##### The input

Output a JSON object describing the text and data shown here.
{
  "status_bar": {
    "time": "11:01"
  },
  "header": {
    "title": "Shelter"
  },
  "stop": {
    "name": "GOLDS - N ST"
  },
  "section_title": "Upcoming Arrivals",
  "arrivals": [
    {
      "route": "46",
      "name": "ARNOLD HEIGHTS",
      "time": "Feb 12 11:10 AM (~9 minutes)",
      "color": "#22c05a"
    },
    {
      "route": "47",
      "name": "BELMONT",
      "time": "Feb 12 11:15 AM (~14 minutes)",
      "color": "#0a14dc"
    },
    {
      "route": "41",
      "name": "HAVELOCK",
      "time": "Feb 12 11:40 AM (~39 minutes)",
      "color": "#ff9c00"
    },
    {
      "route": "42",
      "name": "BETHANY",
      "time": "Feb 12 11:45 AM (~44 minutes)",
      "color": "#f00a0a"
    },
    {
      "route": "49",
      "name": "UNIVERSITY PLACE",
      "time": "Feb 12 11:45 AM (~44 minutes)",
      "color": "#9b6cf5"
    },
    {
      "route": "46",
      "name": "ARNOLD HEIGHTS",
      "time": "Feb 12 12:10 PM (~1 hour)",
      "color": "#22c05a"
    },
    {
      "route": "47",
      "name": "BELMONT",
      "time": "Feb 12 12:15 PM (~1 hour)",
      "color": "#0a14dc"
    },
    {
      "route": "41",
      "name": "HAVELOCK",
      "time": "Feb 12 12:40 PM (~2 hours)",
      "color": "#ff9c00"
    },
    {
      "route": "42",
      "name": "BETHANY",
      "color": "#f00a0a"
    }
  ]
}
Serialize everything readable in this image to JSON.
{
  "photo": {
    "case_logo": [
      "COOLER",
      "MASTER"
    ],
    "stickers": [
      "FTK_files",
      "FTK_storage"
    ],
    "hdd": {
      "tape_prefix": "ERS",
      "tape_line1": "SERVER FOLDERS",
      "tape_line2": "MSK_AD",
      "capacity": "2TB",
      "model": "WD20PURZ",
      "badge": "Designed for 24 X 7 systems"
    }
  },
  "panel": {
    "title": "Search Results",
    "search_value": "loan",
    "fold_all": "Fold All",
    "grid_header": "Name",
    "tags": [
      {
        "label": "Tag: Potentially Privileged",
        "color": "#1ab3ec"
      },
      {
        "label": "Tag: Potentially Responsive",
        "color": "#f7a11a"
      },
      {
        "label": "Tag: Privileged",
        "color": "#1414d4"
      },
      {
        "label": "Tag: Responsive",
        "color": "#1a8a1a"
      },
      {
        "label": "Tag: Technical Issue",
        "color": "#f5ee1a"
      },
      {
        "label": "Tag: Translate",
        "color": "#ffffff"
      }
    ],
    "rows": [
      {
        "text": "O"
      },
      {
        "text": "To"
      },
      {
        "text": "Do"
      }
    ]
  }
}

##########

__Problem statement__
Give the complete listing a second time, exactly as it reads.

__Reply__
Output a JSON object describing the text and data shown here.
{
  "status_bar": {
    "time": "11:01"
  },
  "header": {
    "title": "Shelter"
  },
  "stop": {
    "name": "GOLDS - N ST"
  },
  "section_title": "Upcoming Arrivals",
  "arrivals": [
    {
      "route": "46",
      "name": "ARNOLD HEIGHTS",
      "time": "Feb 12 11:10 AM (~9 minutes)",
      "color": "#22c05a"
    },
    {
      "route": "47",
      "name": "BELMONT",
      "time": "Feb 12 11:15 AM (~14 minutes)",
      "color": "#0a14dc"
    },
    {
      "route": "41",
      "name": "HAVELOCK",
      "time": "Feb 12 11:40 AM (~39 minutes)",
      "color": "#ff9c00"
    },
    {
      "route": "42",
      "name": "BETHANY",
      "time": "Feb 12 11:45 AM (~44 minutes)",
      "color": "#f00a0a"
    },
    {
      "route": "49",
      "name": "UNIVERSITY PLACE",
      "time": "Feb 12 11:45 AM (~44 minutes)",
      "color": "#9b6cf5"
    },
    {
      "route": "46",
      "name": "ARNOLD HEIGHTS",
      "time": "Feb 12 12:10 PM (~1 hour)",
      "color": "#22c05a"
    },
    {
      "route": "47",
      "name": "BELMONT",
      "time": "Feb 12 12:15 PM (~1 hour)",
      "color": "#0a14dc"
    },
    {
      "route": "41",
      "name": "HAVELOCK",
      "time": "Feb 12 12:40 PM (~2 hours)",
      "color": "#ff9c00"
    },
    {
      "route": "42",
      "name": "BETHANY",
      "color": "#f00a0a"
    }
  ]
}
Serialize everything readable in this image to JSON.
{
  "photo": {
    "case_logo": [
      "COOLER",
      "MASTER"
    ],
    "stickers": [
      "FTK_files",
      "FTK_storage"
    ],
    "hdd": {
      "tape_prefix": "ERS",
      "tape_line1": "SERVER FOLDERS",
      "tape_line2": "MSK_AD",
      "capacity": "2TB",
      "model": "WD20PURZ",
      "badge": "Designed for 24 X 7 systems"
    }
  },
  "panel": {
    "title": "Search Results",
    "search_value": "loan",
    "fold_all": "Fold All",
    "grid_header": "Name",
    "tags": [
      {
        "label": "Tag: Potentially Privileged",
        "color": "#1ab3ec"
      },
      {
        "label": "Tag: Potentially Responsive",
        "color": "#f7a11a"
      },
      {
        "label": "Tag: Privileged",
        "color": "#1414d4"
      },
      {
        "label": "Tag: Responsive",
        "color": "#1a8a1a"
      },
      {
        "label": "Tag: Technical Issue",
        "color": "#f5ee1a"
      },
      {
        "label": "Tag: Translate",
        "color": "#ffffff"
      }
    ],
    "rows": [
      {
        "text": "O"
      },
      {
        "text": "To"
      },
      {
        "text": "Do"
      }
    ]
  }
}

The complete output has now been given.